■ **DATA EXCERPTS**

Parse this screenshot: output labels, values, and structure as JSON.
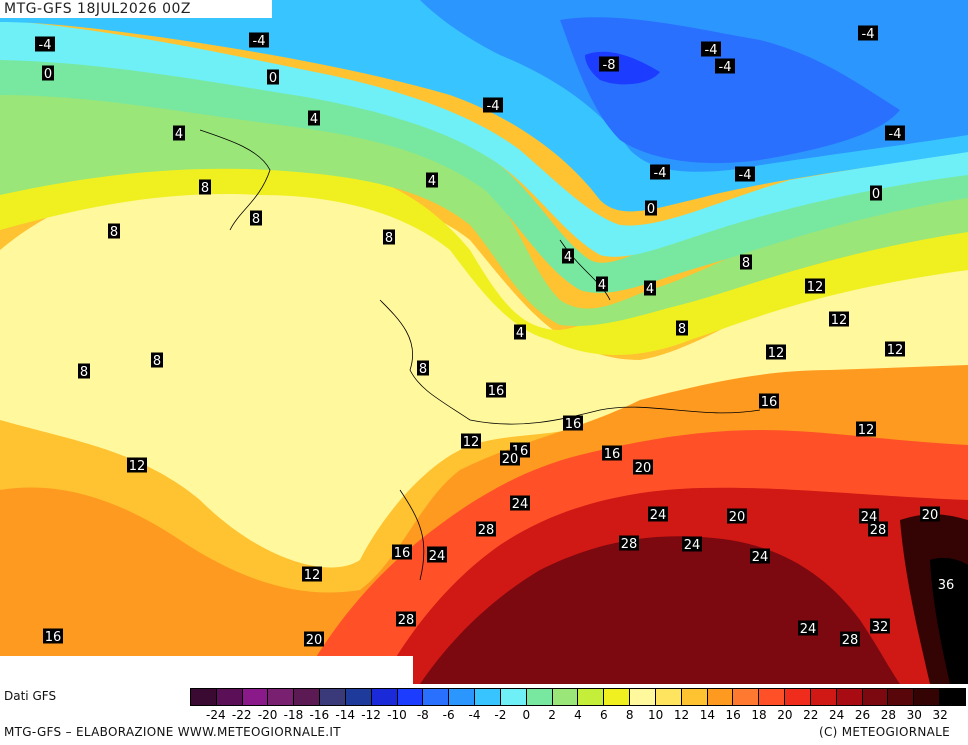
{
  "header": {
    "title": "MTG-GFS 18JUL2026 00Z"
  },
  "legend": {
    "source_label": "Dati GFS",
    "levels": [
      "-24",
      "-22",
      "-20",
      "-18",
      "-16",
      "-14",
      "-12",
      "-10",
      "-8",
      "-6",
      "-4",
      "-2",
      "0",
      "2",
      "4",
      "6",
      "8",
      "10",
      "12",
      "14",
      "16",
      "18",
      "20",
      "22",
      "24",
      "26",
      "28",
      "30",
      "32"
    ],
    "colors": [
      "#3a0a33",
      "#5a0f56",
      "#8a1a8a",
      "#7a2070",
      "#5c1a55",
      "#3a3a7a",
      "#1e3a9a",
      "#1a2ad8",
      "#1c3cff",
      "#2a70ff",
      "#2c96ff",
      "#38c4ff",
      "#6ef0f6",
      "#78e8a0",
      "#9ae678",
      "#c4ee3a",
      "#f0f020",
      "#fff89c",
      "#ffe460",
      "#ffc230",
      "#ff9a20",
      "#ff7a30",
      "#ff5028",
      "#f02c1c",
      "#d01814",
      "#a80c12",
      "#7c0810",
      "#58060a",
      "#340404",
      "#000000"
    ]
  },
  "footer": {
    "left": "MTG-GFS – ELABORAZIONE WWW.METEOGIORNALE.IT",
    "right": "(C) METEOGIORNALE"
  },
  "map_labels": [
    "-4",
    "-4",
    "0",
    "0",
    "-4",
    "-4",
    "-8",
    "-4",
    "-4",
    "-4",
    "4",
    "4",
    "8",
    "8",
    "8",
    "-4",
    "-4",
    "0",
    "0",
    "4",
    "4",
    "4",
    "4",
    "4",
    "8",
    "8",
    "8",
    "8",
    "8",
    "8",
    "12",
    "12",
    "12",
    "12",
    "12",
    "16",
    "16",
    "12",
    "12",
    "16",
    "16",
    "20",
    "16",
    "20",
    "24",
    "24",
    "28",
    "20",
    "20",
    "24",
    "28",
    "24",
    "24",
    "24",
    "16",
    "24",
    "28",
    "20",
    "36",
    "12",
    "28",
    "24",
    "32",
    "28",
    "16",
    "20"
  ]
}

---

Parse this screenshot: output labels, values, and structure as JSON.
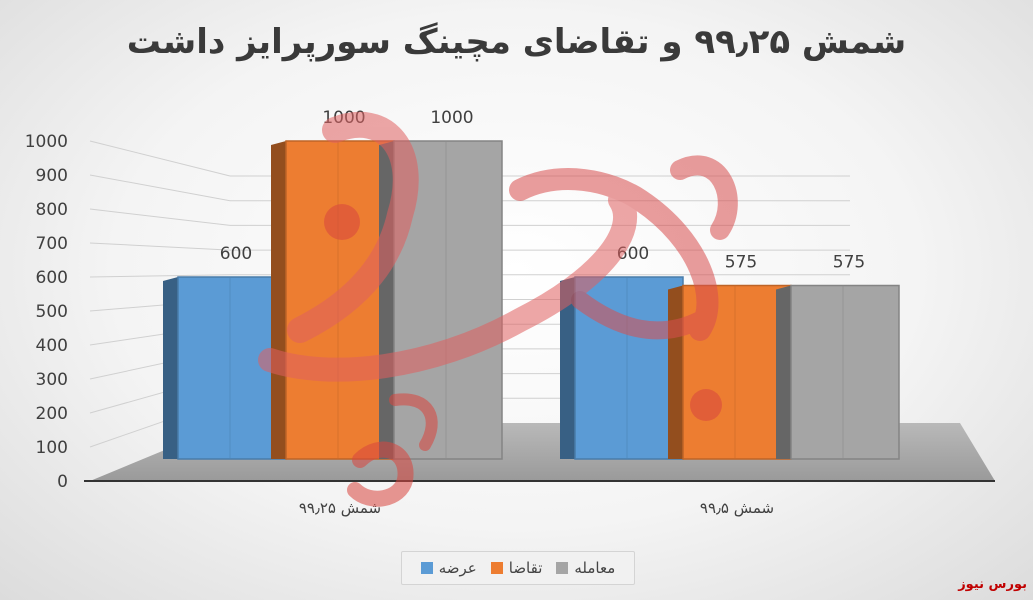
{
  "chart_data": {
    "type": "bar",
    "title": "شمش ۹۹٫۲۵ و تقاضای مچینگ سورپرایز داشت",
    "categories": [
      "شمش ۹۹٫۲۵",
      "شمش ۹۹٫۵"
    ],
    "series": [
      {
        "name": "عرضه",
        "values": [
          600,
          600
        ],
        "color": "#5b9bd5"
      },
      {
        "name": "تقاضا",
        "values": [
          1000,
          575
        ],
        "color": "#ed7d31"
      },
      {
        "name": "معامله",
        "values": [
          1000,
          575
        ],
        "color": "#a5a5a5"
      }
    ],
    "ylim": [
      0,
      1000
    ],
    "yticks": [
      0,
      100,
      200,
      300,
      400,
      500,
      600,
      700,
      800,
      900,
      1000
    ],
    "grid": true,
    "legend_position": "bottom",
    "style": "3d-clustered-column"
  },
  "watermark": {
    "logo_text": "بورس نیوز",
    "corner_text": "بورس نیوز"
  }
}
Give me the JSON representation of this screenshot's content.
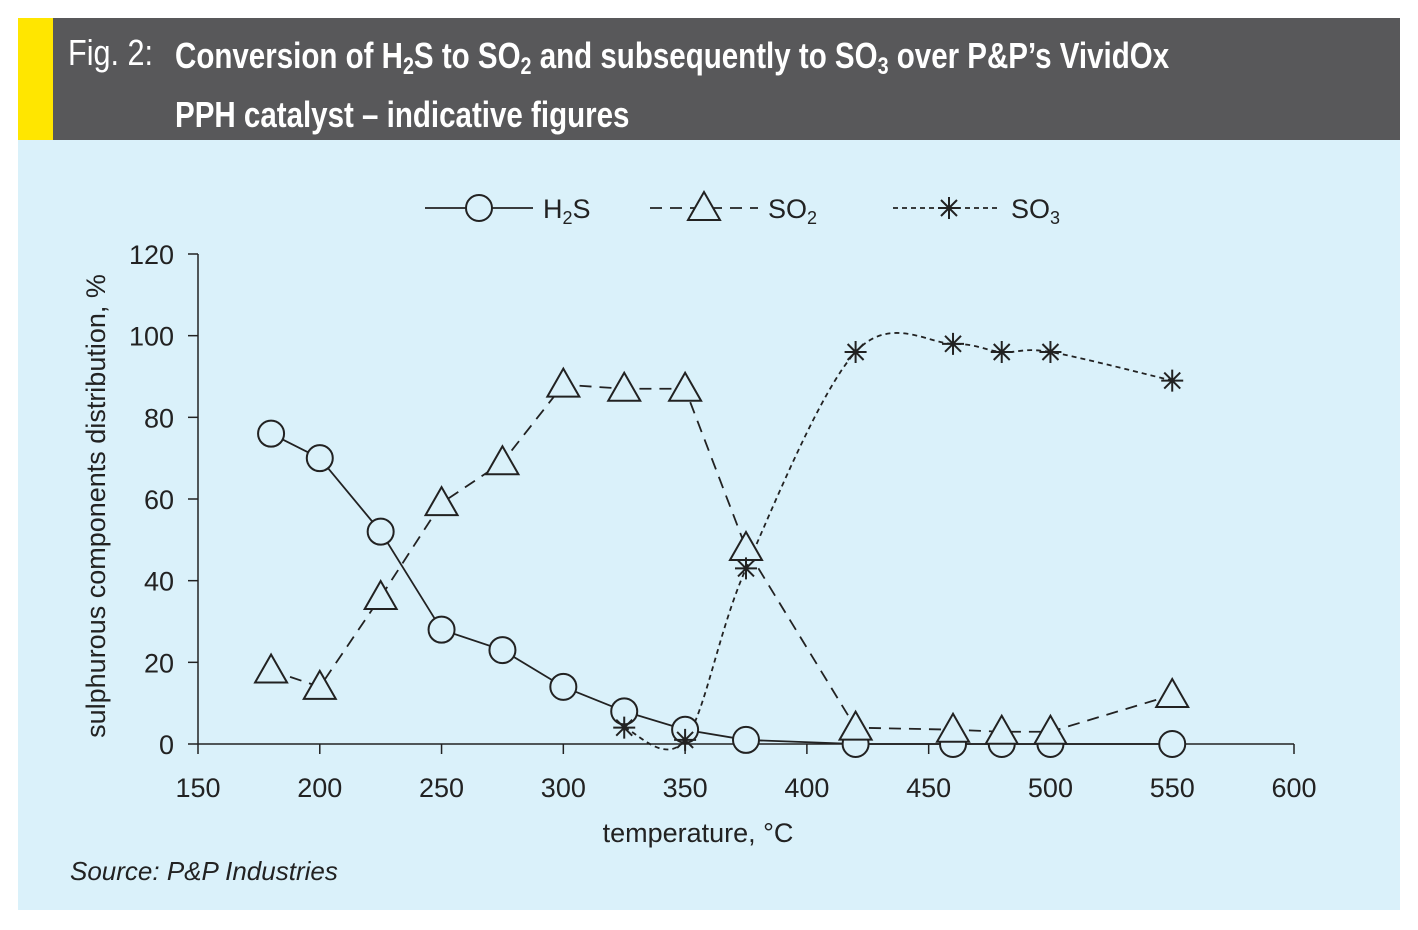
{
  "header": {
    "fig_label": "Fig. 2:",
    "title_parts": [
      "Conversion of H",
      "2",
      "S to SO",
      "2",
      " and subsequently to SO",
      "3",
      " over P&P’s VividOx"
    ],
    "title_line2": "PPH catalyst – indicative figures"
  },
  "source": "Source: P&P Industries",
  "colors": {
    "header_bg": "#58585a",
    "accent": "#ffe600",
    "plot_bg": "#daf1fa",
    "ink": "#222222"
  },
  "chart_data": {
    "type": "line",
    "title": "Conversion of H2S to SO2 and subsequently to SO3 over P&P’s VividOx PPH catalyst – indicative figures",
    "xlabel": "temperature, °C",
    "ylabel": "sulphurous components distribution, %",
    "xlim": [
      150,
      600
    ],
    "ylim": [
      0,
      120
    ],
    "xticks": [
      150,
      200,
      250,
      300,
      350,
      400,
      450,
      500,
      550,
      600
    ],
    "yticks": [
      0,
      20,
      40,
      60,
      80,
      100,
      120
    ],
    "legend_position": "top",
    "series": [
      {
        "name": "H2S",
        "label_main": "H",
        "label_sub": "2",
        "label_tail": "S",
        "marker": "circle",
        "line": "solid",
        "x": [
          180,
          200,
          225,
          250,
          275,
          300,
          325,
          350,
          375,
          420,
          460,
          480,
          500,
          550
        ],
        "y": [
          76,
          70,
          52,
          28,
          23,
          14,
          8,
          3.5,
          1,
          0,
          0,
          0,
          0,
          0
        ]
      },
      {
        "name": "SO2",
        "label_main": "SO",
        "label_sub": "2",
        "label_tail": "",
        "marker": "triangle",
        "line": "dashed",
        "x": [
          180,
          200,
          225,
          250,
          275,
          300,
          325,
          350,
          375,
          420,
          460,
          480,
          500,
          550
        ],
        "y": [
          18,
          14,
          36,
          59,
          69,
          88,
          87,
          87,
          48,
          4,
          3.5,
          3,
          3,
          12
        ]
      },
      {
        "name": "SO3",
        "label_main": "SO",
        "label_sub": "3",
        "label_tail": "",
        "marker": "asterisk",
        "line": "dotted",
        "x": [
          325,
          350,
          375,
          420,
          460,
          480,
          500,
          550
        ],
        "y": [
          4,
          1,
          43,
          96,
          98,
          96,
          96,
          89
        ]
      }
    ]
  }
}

■ **EXERCISE AIM**
Filter the listing above for the string "over" and copy every matching line.

■ **OUTPUT**
      " over P&P’s VividOx"
    "title": "Conversion of H2S to SO2 and subsequently to SO3 over P&P’s VividOx PPH catalyst – indicative figures",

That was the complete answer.